EXERCISE INSTRUCTIONS :: Write out all of the data exactly as it appears.
** start DATA EXTRACT **
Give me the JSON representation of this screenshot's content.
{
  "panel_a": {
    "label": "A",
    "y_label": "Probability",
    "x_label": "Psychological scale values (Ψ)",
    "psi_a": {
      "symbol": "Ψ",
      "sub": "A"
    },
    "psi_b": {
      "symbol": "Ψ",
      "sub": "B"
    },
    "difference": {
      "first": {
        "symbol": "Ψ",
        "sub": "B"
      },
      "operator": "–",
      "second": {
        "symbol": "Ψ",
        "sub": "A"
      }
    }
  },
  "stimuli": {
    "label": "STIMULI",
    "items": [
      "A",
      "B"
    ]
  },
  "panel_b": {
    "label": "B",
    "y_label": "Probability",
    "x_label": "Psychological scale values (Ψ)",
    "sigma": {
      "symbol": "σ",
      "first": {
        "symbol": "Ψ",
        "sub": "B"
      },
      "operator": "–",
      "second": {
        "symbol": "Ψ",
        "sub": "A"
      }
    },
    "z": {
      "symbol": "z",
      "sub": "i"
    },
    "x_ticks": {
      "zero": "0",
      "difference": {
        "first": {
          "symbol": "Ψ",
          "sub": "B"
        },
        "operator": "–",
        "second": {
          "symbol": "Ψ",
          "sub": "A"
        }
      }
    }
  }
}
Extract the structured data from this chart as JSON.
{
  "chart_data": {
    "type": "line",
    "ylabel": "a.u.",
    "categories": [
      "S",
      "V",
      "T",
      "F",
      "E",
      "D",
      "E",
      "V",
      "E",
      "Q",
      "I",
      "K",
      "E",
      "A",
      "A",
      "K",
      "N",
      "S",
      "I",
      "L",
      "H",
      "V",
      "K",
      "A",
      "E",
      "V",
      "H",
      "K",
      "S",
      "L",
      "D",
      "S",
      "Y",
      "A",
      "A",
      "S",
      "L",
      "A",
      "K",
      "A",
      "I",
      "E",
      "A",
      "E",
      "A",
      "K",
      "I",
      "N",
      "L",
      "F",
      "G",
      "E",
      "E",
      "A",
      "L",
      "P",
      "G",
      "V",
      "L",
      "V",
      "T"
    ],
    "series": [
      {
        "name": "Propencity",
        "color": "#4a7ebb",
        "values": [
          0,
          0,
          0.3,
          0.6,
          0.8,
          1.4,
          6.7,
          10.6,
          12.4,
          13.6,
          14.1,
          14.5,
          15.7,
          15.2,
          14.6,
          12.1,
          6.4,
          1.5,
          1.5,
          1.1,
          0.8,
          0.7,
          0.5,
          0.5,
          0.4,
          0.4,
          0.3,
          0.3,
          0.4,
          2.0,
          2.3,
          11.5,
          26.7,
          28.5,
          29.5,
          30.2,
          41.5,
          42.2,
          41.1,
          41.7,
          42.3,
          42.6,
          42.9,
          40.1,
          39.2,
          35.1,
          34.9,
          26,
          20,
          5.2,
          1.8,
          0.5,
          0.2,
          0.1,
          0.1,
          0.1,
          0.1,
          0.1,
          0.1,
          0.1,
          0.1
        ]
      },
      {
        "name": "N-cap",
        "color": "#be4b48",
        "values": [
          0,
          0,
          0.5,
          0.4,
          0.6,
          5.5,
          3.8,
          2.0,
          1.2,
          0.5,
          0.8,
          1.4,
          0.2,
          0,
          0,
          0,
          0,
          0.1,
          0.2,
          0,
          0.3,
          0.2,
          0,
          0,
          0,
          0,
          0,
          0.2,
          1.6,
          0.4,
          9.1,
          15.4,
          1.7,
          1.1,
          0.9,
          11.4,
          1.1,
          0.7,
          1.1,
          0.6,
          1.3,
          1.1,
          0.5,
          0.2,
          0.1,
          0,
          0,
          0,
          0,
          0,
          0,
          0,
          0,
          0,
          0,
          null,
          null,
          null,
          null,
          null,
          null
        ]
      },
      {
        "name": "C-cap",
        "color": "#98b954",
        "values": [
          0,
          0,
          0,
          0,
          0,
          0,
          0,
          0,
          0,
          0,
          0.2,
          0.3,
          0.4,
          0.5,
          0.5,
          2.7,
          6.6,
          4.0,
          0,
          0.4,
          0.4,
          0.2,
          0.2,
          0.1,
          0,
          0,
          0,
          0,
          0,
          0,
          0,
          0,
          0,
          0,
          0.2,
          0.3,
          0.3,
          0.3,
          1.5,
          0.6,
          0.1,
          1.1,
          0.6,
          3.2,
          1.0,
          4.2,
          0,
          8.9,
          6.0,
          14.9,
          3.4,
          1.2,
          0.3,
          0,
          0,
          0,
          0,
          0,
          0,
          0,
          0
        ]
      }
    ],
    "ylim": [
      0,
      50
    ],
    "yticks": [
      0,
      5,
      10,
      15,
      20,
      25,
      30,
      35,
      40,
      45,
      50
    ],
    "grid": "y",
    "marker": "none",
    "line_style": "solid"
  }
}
** end DATA EXTRACT **
COMPLETE ANSWER ::
Give me the JSON representation of this screenshot's content.
{
  "panel_a": {
    "label": "A",
    "y_label": "Probability",
    "x_label": "Psychological scale values (Ψ)",
    "psi_a": {
      "symbol": "Ψ",
      "sub": "A"
    },
    "psi_b": {
      "symbol": "Ψ",
      "sub": "B"
    },
    "difference": {
      "first": {
        "symbol": "Ψ",
        "sub": "B"
      },
      "operator": "–",
      "second": {
        "symbol": "Ψ",
        "sub": "A"
      }
    }
  },
  "stimuli": {
    "label": "STIMULI",
    "items": [
      "A",
      "B"
    ]
  },
  "panel_b": {
    "label": "B",
    "y_label": "Probability",
    "x_label": "Psychological scale values (Ψ)",
    "sigma": {
      "symbol": "σ",
      "first": {
        "symbol": "Ψ",
        "sub": "B"
      },
      "operator": "–",
      "second": {
        "symbol": "Ψ",
        "sub": "A"
      }
    },
    "z": {
      "symbol": "z",
      "sub": "i"
    },
    "x_ticks": {
      "zero": "0",
      "difference": {
        "first": {
          "symbol": "Ψ",
          "sub": "B"
        },
        "operator": "–",
        "second": {
          "symbol": "Ψ",
          "sub": "A"
        }
      }
    }
  }
}
Extract the structured data from this chart as JSON.
{
  "chart_data": {
    "type": "line",
    "ylabel": "a.u.",
    "categories": [
      "S",
      "V",
      "T",
      "F",
      "E",
      "D",
      "E",
      "V",
      "E",
      "Q",
      "I",
      "K",
      "E",
      "A",
      "A",
      "K",
      "N",
      "S",
      "I",
      "L",
      "H",
      "V",
      "K",
      "A",
      "E",
      "V",
      "H",
      "K",
      "S",
      "L",
      "D",
      "S",
      "Y",
      "A",
      "A",
      "S",
      "L",
      "A",
      "K",
      "A",
      "I",
      "E",
      "A",
      "E",
      "A",
      "K",
      "I",
      "N",
      "L",
      "F",
      "G",
      "E",
      "E",
      "A",
      "L",
      "P",
      "G",
      "V",
      "L",
      "V",
      "T"
    ],
    "series": [
      {
        "name": "Propencity",
        "color": "#4a7ebb",
        "values": [
          0,
          0,
          0.3,
          0.6,
          0.8,
          1.4,
          6.7,
          10.6,
          12.4,
          13.6,
          14.1,
          14.5,
          15.7,
          15.2,
          14.6,
          12.1,
          6.4,
          1.5,
          1.5,
          1.1,
          0.8,
          0.7,
          0.5,
          0.5,
          0.4,
          0.4,
          0.3,
          0.3,
          0.4,
          2.0,
          2.3,
          11.5,
          26.7,
          28.5,
          29.5,
          30.2,
          41.5,
          42.2,
          41.1,
          41.7,
          42.3,
          42.6,
          42.9,
          40.1,
          39.2,
          35.1,
          34.9,
          26,
          20,
          5.2,
          1.8,
          0.5,
          0.2,
          0.1,
          0.1,
          0.1,
          0.1,
          0.1,
          0.1,
          0.1,
          0.1
        ]
      },
      {
        "name": "N-cap",
        "color": "#be4b48",
        "values": [
          0,
          0,
          0.5,
          0.4,
          0.6,
          5.5,
          3.8,
          2.0,
          1.2,
          0.5,
          0.8,
          1.4,
          0.2,
          0,
          0,
          0,
          0,
          0.1,
          0.2,
          0,
          0.3,
          0.2,
          0,
          0,
          0,
          0,
          0,
          0.2,
          1.6,
          0.4,
          9.1,
          15.4,
          1.7,
          1.1,
          0.9,
          11.4,
          1.1,
          0.7,
          1.1,
          0.6,
          1.3,
          1.1,
          0.5,
          0.2,
          0.1,
          0,
          0,
          0,
          0,
          0,
          0,
          0,
          0,
          0,
          0,
          null,
          null,
          null,
          null,
          null,
          null
        ]
      },
      {
        "name": "C-cap",
        "color": "#98b954",
        "values": [
          0,
          0,
          0,
          0,
          0,
          0,
          0,
          0,
          0,
          0,
          0.2,
          0.3,
          0.4,
          0.5,
          0.5,
          2.7,
          6.6,
          4.0,
          0,
          0.4,
          0.4,
          0.2,
          0.2,
          0.1,
          0,
          0,
          0,
          0,
          0,
          0,
          0,
          0,
          0,
          0,
          0.2,
          0.3,
          0.3,
          0.3,
          1.5,
          0.6,
          0.1,
          1.1,
          0.6,
          3.2,
          1.0,
          4.2,
          0,
          8.9,
          6.0,
          14.9,
          3.4,
          1.2,
          0.3,
          0,
          0,
          0,
          0,
          0,
          0,
          0,
          0
        ]
      }
    ],
    "ylim": [
      0,
      50
    ],
    "yticks": [
      0,
      5,
      10,
      15,
      20,
      25,
      30,
      35,
      40,
      45,
      50
    ],
    "grid": "y",
    "marker": "none",
    "line_style": "solid"
  }
}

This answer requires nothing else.